= WHAT THIS TASK INVOLVES =
Each entry must be given again exactly; images do not belong in the copy.

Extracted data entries
########################################
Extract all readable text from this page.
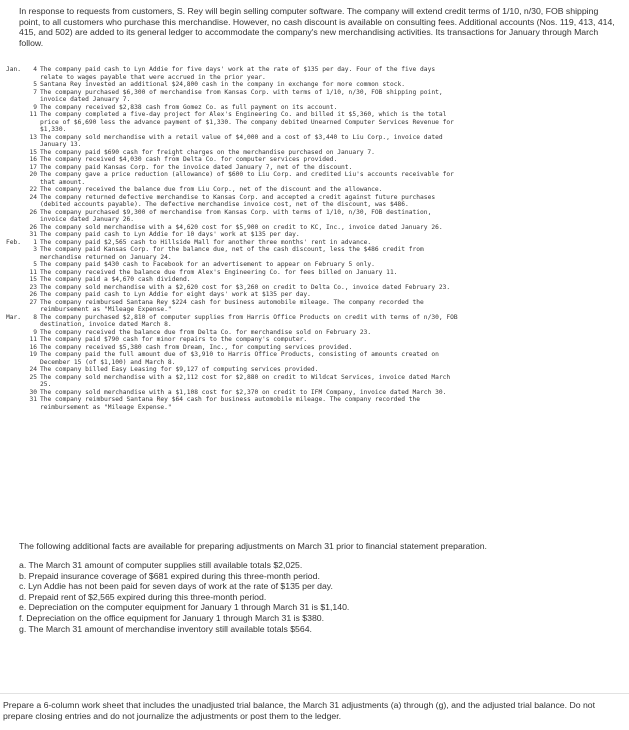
In response to requests from customers, S. Rey will begin selling computer software. The company will extend credit terms of 1/10, n/30, FOB shipping point, to all customers who purchase this merchandise. However, no cash discount is available on consulting fees. Additional accounts (Nos. 119, 413, 414, 415, and 502) are added to its general ledger to accommodate the company's new merchandising activities. Its transactions for January through March follow.
Jan.	4 The company paid cash to Lyn Addie for five days' work at the rate of $135 per day. Four of the five days
relate to wages payable that were accrued in the prior year.
5 Santana Rey invested an additional $24,800 cash in the company in exchange for more common stock.
7 The company purchased $6,300 of merchandise from Kansas Corp. with terms of 1/10, n/30, FOB shipping point,
invoice dated January 7.
9 The company received $2,838 cash from Gomez Co. as full payment on its account.
11 The company completed a five-day project for Alex's Engineering Co. and billed it $5,360, which is the total
price of $6,690 less the advance payment of $1,330. The company debited Unearned Computer Services Revenue for
$1,330.
13 The company sold merchandise with a retail value of $4,000 and a cost of $3,440 to Liu Corp., invoice dated
January 13.
15 The company paid $690 cash for freight charges on the merchandise purchased on January 7.
16 The company received $4,030 cash from Delta Co. for computer services provided.
17 The company paid Kansas Corp. for the invoice dated January 7, net of the discount.
20 The company gave a price reduction (allowance) of $600 to Liu Corp. and credited Liu's accounts receivable for
that amount.
22 The company received the balance due from Liu Corp., net of the discount and the allowance.
24 The company returned defective merchandise to Kansas Corp. and accepted a credit against future purchases
(debited accounts payable). The defective merchandise invoice cost, net of the discount, was $486.
26 The company purchased $9,300 of merchandise from Kansas Corp. with terms of 1/10, n/30, FOB destination,
invoice dated January 26.
26 The company sold merchandise with a $4,620 cost for $5,900 on credit to KC, Inc., invoice dated January 26.
31 The company paid cash to Lyn Addie for 10 days' work at $135 per day.
Feb.	1 The company paid $2,565 cash to Hillside Mall for another three months' rent in advance.
3 The company paid Kansas Corp. for the balance due, net of the cash discount, less the $486 credit from
merchandise returned on January 24.
5 The company paid $430 cash to Facebook for an advertisement to appear on February 5 only.
11 The company received the balance due from Alex's Engineering Co. for fees billed on January 11.
15 The company paid a $4,670 cash dividend.
23 The company sold merchandise with a $2,620 cost for $3,260 on credit to Delta Co., invoice dated February 23.
26 The company paid cash to Lyn Addie for eight days' work at $135 per day.
27 The company reimbursed Santana Rey $224 cash for business automobile mileage. The company recorded the
reimbursement as "Mileage Expense."
Mar.	8 The company purchased $2,810 of computer supplies from Harris Office Products on credit with terms of n/30, FOB
destination, invoice dated March 8.
9 The company received the balance due from Delta Co. for merchandise sold on February 23.
11 The company paid $790 cash for minor repairs to the company's computer.
16 The company received $5,380 cash from Dream, Inc., for computing services provided.
19 The company paid the full amount due of $3,910 to Harris Office Products, consisting of amounts created on
December 15 (of $1,100) and March 8.
24 The company billed Easy Leasing for $9,127 of computing services provided.
25 The company sold merchandise with a $2,112 cost for $2,880 on credit to Wildcat Services, invoice dated March
25.
30 The company sold merchandise with a $1,108 cost for $2,370 on credit to IFM Company, invoice dated March 30.
31 The company reimbursed Santana Rey $64 cash for business automobile mileage. The company recorded the
reimbursement as "Mileage Expense."
The following additional facts are available for preparing adjustments on March 31 prior to financial statement preparation.
a. The March 31 amount of computer supplies still available totals $2,025.
b. Prepaid insurance coverage of $681 expired during this three-month period.
c. Lyn Addie has not been paid for seven days of work at the rate of $135 per day.
d. Prepaid rent of $2,565 expired during this three-month period.
e. Depreciation on the computer equipment for January 1 through March 31 is $1,140.
f. Depreciation on the office equipment for January 1 through March 31 is $380.
g. The March 31 amount of merchandise inventory still available totals $564.
Prepare a 6-column work sheet that includes the unadjusted trial balance, the March 31 adjustments (a) through (g), and the adjusted trial balance. Do not prepare closing entries and do not journalize the adjustments or post them to the ledger.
########################################
= TASK OUTPUT =
Extract all readable text from this page.
In response to requests from customers, S. Rey will begin selling computer software. The company will extend credit terms of 1/10, n/30, FOB shipping point, to all customers who purchase this merchandise. However, no cash discount is available on consulting fees. Additional accounts (Nos. 119, 413, 414, 415, and 502) are added to its general ledger to accommodate the company's new merchandising activities. Its transactions for January through March follow.
Jan.	4 The company paid cash to Lyn Addie for five days' work at the rate of $135 per day. Four of the five days
relate to wages payable that were accrued in the prior year.
5 Santana Rey invested an additional $24,800 cash in the company in exchange for more common stock.
7 The company purchased $6,300 of merchandise from Kansas Corp. with terms of 1/10, n/30, FOB shipping point,
invoice dated January 7.
9 The company received $2,838 cash from Gomez Co. as full payment on its account.
11 The company completed a five-day project for Alex's Engineering Co. and billed it $5,360, which is the total
price of $6,690 less the advance payment of $1,330. The company debited Unearned Computer Services Revenue for
$1,330.
13 The company sold merchandise with a retail value of $4,000 and a cost of $3,440 to Liu Corp., invoice dated
January 13.
15 The company paid $690 cash for freight charges on the merchandise purchased on January 7.
16 The company received $4,030 cash from Delta Co. for computer services provided.
17 The company paid Kansas Corp. for the invoice dated January 7, net of the discount.
20 The company gave a price reduction (allowance) of $600 to Liu Corp. and credited Liu's accounts receivable for
that amount.
22 The company received the balance due from Liu Corp., net of the discount and the allowance.
24 The company returned defective merchandise to Kansas Corp. and accepted a credit against future purchases
(debited accounts payable). The defective merchandise invoice cost, net of the discount, was $486.
26 The company purchased $9,300 of merchandise from Kansas Corp. with terms of 1/10, n/30, FOB destination,
invoice dated January 26.
26 The company sold merchandise with a $4,620 cost for $5,900 on credit to KC, Inc., invoice dated January 26.
31 The company paid cash to Lyn Addie for 10 days' work at $135 per day.
Feb.	1 The company paid $2,565 cash to Hillside Mall for another three months' rent in advance.
3 The company paid Kansas Corp. for the balance due, net of the cash discount, less the $486 credit from
merchandise returned on January 24.
5 The company paid $430 cash to Facebook for an advertisement to appear on February 5 only.
11 The company received the balance due from Alex's Engineering Co. for fees billed on January 11.
15 The company paid a $4,670 cash dividend.
23 The company sold merchandise with a $2,620 cost for $3,260 on credit to Delta Co., invoice dated February 23.
26 The company paid cash to Lyn Addie for eight days' work at $135 per day.
27 The company reimbursed Santana Rey $224 cash for business automobile mileage. The company recorded the
reimbursement as "Mileage Expense."
Mar.	8 The company purchased $2,810 of computer supplies from Harris Office Products on credit with terms of n/30, FOB
destination, invoice dated March 8.
9 The company received the balance due from Delta Co. for merchandise sold on February 23.
11 The company paid $790 cash for minor repairs to the company's computer.
16 The company received $5,380 cash from Dream, Inc., for computing services provided.
19 The company paid the full amount due of $3,910 to Harris Office Products, consisting of amounts created on
December 15 (of $1,100) and March 8.
24 The company billed Easy Leasing for $9,127 of computing services provided.
25 The company sold merchandise with a $2,112 cost for $2,880 on credit to Wildcat Services, invoice dated March
25.
30 The company sold merchandise with a $1,108 cost for $2,370 on credit to IFM Company, invoice dated March 30.
31 The company reimbursed Santana Rey $64 cash for business automobile mileage. The company recorded the
reimbursement as "Mileage Expense."
The following additional facts are available for preparing adjustments on March 31 prior to financial statement preparation.
a. The March 31 amount of computer supplies still available totals $2,025.
b. Prepaid insurance coverage of $681 expired during this three-month period.
c. Lyn Addie has not been paid for seven days of work at the rate of $135 per day.
d. Prepaid rent of $2,565 expired during this three-month period.
e. Depreciation on the computer equipment for January 1 through March 31 is $1,140.
f. Depreciation on the office equipment for January 1 through March 31 is $380.
g. The March 31 amount of merchandise inventory still available totals $564.
Prepare a 6-column work sheet that includes the unadjusted trial balance, the March 31 adjustments (a) through (g), and the adjusted trial balance. Do not prepare closing entries and do not journalize the adjustments or post them to the ledger.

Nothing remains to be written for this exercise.